**WHAT IS EXPECTED**
Repeat every line of the listing below exactly, minus the pictures.

**INPUT MATERIAL**
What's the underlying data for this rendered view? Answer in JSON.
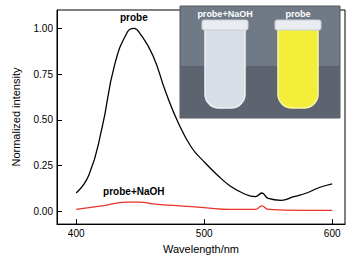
{
  "chart_data": {
    "type": "line",
    "x_label": "Wavelength/nm",
    "y_label": "Normalized intensity",
    "xlim": [
      385,
      610
    ],
    "xticks": [
      400,
      500,
      600
    ],
    "ylim": [
      -0.07,
      1.1
    ],
    "yticks": [
      {
        "value": 0,
        "label": "0.00"
      },
      {
        "value": 0.25,
        "label": "0.25"
      },
      {
        "value": 0.5,
        "label": "0.50"
      },
      {
        "value": 0.75,
        "label": "0.75"
      },
      {
        "value": 1,
        "label": "1.00"
      }
    ],
    "grid": false,
    "series": [
      {
        "name": "probe",
        "color": "#000000",
        "x": [
          400,
          410,
          420,
          430,
          440,
          445,
          450,
          460,
          470,
          480,
          490,
          500,
          510,
          520,
          530,
          540,
          545,
          550,
          560,
          570,
          580,
          590,
          600
        ],
        "values": [
          0.1,
          0.2,
          0.45,
          0.8,
          0.98,
          1.0,
          0.97,
          0.85,
          0.65,
          0.48,
          0.35,
          0.27,
          0.2,
          0.14,
          0.1,
          0.08,
          0.1,
          0.07,
          0.06,
          0.08,
          0.1,
          0.13,
          0.15
        ]
      },
      {
        "name": "probe+NaOH",
        "color": "#e8342a",
        "x": [
          400,
          420,
          440,
          450,
          460,
          480,
          500,
          520,
          540,
          545,
          550,
          575,
          600
        ],
        "values": [
          0.01,
          0.03,
          0.05,
          0.05,
          0.04,
          0.03,
          0.02,
          0.01,
          0.01,
          0.03,
          0.01,
          0.005,
          0.005
        ]
      }
    ],
    "annotations": [
      {
        "text": "probe",
        "x": 445,
        "y": 1.06
      },
      {
        "text": "probe+NaOH",
        "x": 445,
        "y": 0.11
      }
    ],
    "inset_labels": [
      "probe+NaOH",
      "probe"
    ]
  }
}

**COMPLETE RESPONSE**
What's the underlying data for this rendered view? Answer in JSON.
{
  "chart_data": {
    "type": "line",
    "x_label": "Wavelength/nm",
    "y_label": "Normalized intensity",
    "xlim": [
      385,
      610
    ],
    "xticks": [
      400,
      500,
      600
    ],
    "ylim": [
      -0.07,
      1.1
    ],
    "yticks": [
      {
        "value": 0,
        "label": "0.00"
      },
      {
        "value": 0.25,
        "label": "0.25"
      },
      {
        "value": 0.5,
        "label": "0.50"
      },
      {
        "value": 0.75,
        "label": "0.75"
      },
      {
        "value": 1,
        "label": "1.00"
      }
    ],
    "grid": false,
    "series": [
      {
        "name": "probe",
        "color": "#000000",
        "x": [
          400,
          410,
          420,
          430,
          440,
          445,
          450,
          460,
          470,
          480,
          490,
          500,
          510,
          520,
          530,
          540,
          545,
          550,
          560,
          570,
          580,
          590,
          600
        ],
        "values": [
          0.1,
          0.2,
          0.45,
          0.8,
          0.98,
          1.0,
          0.97,
          0.85,
          0.65,
          0.48,
          0.35,
          0.27,
          0.2,
          0.14,
          0.1,
          0.08,
          0.1,
          0.07,
          0.06,
          0.08,
          0.1,
          0.13,
          0.15
        ]
      },
      {
        "name": "probe+NaOH",
        "color": "#e8342a",
        "x": [
          400,
          420,
          440,
          450,
          460,
          480,
          500,
          520,
          540,
          545,
          550,
          575,
          600
        ],
        "values": [
          0.01,
          0.03,
          0.05,
          0.05,
          0.04,
          0.03,
          0.02,
          0.01,
          0.01,
          0.03,
          0.01,
          0.005,
          0.005
        ]
      }
    ],
    "annotations": [
      {
        "text": "probe",
        "x": 445,
        "y": 1.06
      },
      {
        "text": "probe+NaOH",
        "x": 445,
        "y": 0.11
      }
    ],
    "inset_labels": [
      "probe+NaOH",
      "probe"
    ]
  }
}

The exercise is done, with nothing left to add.